__Task directions__
Quote every line as given.

__Stored data__
──────
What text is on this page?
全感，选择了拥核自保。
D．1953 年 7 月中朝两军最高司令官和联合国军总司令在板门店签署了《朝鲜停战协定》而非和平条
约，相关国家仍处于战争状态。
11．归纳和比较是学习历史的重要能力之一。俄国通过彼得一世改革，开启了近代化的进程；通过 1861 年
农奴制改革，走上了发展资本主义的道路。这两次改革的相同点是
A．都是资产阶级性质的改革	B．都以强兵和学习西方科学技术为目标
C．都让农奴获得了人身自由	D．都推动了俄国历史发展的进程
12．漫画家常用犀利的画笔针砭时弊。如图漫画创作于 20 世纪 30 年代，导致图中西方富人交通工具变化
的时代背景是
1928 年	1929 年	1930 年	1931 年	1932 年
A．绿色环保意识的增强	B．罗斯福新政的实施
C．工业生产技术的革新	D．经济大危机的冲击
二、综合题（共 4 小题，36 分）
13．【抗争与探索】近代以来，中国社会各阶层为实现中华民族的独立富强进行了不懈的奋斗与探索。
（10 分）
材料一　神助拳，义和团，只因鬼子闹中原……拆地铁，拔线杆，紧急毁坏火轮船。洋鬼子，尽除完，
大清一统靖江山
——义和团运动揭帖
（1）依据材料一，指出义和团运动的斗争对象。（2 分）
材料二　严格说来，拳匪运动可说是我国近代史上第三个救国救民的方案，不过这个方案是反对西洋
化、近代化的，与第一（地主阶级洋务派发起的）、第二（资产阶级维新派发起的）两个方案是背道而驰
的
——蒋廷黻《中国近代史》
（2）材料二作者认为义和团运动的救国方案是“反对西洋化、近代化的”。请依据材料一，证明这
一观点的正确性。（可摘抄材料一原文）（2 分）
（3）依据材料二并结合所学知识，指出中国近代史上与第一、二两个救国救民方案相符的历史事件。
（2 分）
──────
__Response for this exercise__
What text is on this page?
全感，选择了拥核自保。
D．1953 年 7 月中朝两军最高司令官和联合国军总司令在板门店签署了《朝鲜停战协定》而非和平条
约，相关国家仍处于战争状态。
11．归纳和比较是学习历史的重要能力之一。俄国通过彼得一世改革，开启了近代化的进程；通过 1861 年
农奴制改革，走上了发展资本主义的道路。这两次改革的相同点是
A．都是资产阶级性质的改革	B．都以强兵和学习西方科学技术为目标
C．都让农奴获得了人身自由	D．都推动了俄国历史发展的进程
12．漫画家常用犀利的画笔针砭时弊。如图漫画创作于 20 世纪 30 年代，导致图中西方富人交通工具变化
的时代背景是
1928 年	1929 年	1930 年	1931 年	1932 年
A．绿色环保意识的增强	B．罗斯福新政的实施
C．工业生产技术的革新	D．经济大危机的冲击
二、综合题（共 4 小题，36 分）
13．【抗争与探索】近代以来，中国社会各阶层为实现中华民族的独立富强进行了不懈的奋斗与探索。
（10 分）
材料一　神助拳，义和团，只因鬼子闹中原……拆地铁，拔线杆，紧急毁坏火轮船。洋鬼子，尽除完，
大清一统靖江山
——义和团运动揭帖
（1）依据材料一，指出义和团运动的斗争对象。（2 分）
材料二　严格说来，拳匪运动可说是我国近代史上第三个救国救民的方案，不过这个方案是反对西洋
化、近代化的，与第一（地主阶级洋务派发起的）、第二（资产阶级维新派发起的）两个方案是背道而驰
的
——蒋廷黻《中国近代史》
（2）材料二作者认为义和团运动的救国方案是“反对西洋化、近代化的”。请依据材料一，证明这
一观点的正确性。（可摘抄材料一原文）（2 分）
（3）依据材料二并结合所学知识，指出中国近代史上与第一、二两个救国救民方案相符的历史事件。
（2 分）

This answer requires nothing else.